Identify the lines that include the word "screenshot", then copy all of them.

___ Data for this task ___

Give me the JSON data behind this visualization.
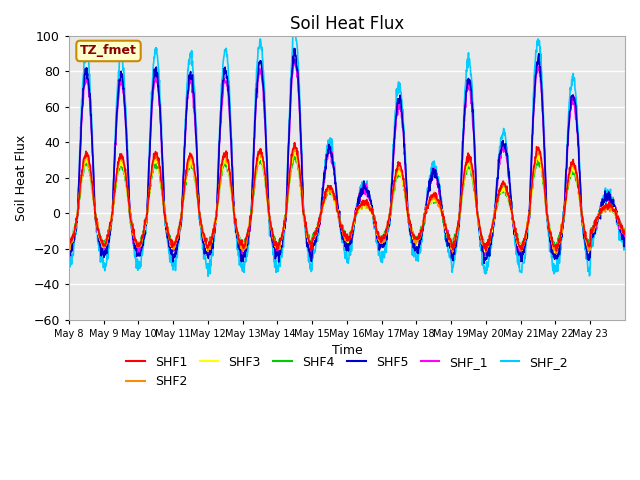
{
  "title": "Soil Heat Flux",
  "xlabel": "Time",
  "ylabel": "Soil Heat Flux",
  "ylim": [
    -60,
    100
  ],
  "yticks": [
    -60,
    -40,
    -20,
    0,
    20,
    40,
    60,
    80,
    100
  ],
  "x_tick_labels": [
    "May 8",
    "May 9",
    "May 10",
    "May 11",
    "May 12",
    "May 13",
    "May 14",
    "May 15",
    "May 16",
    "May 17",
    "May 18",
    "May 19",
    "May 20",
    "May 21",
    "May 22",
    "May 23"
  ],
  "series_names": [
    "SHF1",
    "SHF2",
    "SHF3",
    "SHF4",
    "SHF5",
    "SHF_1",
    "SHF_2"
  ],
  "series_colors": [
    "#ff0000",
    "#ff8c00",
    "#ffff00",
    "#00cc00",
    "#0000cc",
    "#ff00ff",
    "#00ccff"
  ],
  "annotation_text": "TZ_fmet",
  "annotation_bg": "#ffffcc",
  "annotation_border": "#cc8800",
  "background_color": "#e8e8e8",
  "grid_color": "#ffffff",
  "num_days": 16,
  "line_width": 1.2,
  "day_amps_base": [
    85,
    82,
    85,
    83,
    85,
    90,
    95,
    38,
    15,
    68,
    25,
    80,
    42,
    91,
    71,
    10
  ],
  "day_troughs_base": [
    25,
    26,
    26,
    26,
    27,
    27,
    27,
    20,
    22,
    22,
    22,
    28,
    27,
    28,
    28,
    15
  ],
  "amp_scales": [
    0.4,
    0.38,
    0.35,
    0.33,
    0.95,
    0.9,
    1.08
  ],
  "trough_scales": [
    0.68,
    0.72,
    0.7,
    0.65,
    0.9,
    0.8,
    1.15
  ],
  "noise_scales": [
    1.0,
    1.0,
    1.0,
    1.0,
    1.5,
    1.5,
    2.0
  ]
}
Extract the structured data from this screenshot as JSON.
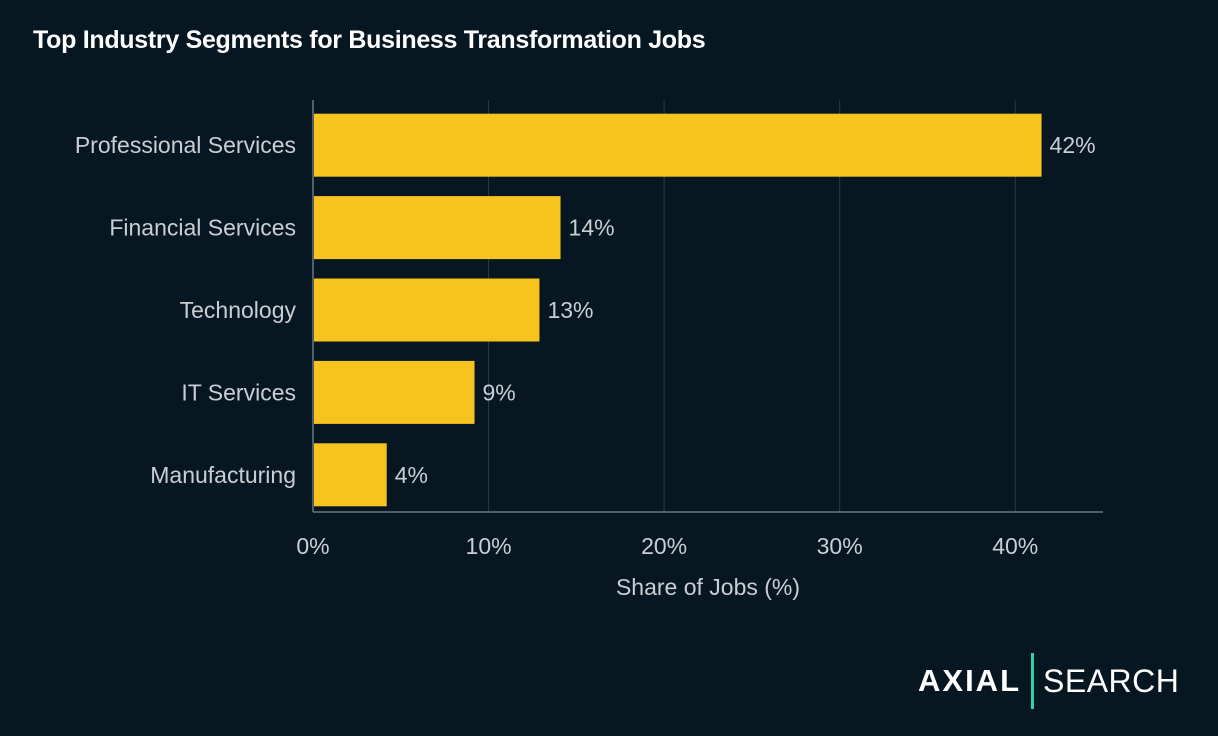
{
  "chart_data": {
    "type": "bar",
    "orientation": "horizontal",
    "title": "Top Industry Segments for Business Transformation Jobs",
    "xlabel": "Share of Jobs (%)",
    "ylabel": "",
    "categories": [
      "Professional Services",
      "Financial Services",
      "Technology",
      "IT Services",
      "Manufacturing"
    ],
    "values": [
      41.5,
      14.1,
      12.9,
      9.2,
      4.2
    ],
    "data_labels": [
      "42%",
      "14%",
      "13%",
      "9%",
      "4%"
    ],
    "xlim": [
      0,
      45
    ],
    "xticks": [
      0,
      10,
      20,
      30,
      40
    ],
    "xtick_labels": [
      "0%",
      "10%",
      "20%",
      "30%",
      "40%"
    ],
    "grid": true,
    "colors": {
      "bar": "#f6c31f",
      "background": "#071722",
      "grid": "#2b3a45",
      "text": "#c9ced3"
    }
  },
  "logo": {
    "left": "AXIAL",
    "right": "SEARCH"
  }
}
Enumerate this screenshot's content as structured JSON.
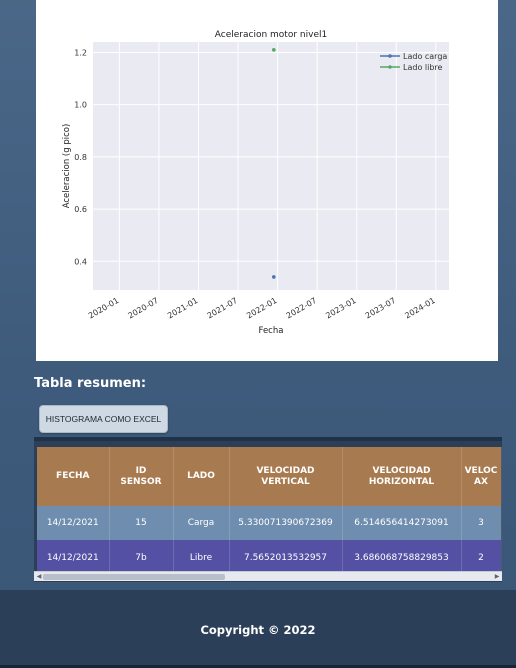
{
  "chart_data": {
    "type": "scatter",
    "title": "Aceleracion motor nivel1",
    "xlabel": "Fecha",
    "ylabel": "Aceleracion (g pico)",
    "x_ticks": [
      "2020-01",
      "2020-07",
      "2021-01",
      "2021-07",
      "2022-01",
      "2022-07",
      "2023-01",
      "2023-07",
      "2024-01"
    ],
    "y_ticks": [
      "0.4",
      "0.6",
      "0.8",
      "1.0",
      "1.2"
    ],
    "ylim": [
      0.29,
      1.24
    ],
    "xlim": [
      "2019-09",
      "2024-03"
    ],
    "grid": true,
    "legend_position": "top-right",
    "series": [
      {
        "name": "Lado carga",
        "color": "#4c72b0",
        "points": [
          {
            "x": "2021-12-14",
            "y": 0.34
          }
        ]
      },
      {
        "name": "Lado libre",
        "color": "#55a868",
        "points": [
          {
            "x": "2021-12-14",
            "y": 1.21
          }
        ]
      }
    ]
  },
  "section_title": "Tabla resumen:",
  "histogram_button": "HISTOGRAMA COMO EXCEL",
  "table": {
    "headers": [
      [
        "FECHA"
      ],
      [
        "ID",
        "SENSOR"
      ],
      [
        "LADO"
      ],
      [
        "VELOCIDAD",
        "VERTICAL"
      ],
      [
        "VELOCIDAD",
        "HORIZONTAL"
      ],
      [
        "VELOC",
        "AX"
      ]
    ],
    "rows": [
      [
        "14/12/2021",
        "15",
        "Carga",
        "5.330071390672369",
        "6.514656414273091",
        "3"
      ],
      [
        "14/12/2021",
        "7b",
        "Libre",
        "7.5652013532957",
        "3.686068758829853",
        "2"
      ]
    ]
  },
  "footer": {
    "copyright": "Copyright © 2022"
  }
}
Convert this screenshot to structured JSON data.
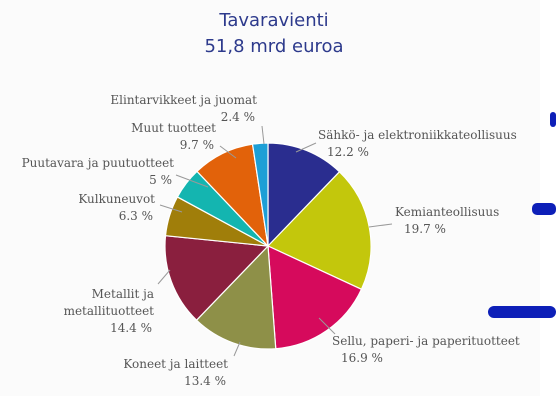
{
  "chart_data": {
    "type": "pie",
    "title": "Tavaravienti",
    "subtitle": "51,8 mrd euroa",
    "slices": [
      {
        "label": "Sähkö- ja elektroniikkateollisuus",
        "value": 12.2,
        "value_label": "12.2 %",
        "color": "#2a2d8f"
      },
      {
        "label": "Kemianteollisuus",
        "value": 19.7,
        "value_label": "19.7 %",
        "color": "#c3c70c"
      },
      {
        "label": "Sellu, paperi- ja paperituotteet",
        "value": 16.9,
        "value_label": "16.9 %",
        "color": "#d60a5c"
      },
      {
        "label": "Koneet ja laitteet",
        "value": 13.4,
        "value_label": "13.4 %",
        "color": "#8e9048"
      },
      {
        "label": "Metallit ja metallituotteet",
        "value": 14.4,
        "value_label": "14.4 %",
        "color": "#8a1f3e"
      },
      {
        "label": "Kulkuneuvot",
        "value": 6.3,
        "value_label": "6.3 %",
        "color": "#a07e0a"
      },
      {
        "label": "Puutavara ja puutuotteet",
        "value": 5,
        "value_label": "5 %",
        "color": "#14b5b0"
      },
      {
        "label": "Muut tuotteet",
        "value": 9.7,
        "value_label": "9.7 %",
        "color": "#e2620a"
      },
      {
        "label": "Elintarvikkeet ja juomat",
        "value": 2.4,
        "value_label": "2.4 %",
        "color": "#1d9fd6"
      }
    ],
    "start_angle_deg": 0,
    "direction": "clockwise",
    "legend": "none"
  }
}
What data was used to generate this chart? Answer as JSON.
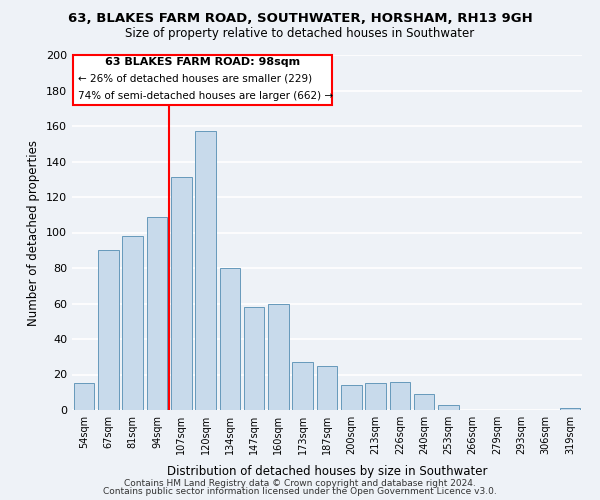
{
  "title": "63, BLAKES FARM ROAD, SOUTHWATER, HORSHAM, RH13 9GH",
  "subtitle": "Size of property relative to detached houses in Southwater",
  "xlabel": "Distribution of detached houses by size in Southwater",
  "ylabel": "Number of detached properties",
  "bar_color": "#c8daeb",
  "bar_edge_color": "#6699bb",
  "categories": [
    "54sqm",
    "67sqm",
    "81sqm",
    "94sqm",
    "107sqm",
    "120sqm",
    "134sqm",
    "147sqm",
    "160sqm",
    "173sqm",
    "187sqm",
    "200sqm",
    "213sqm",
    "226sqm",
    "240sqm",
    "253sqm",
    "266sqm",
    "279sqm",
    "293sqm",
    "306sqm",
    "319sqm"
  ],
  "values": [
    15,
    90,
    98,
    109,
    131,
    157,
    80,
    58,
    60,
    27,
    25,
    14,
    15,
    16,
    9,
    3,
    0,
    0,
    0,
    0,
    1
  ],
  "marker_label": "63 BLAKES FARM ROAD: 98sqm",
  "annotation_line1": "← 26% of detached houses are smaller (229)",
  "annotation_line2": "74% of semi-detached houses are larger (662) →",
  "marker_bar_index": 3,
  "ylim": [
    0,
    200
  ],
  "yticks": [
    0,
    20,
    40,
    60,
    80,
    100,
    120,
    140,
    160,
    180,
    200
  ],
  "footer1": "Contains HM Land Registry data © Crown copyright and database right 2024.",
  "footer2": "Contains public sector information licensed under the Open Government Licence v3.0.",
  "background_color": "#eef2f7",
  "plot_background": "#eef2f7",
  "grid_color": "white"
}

___

§ Complete output:
Extract the structured data from this screenshot as JSON.
Enumerate this screenshot's content as structured JSON.
Convert this screenshot to structured JSON data.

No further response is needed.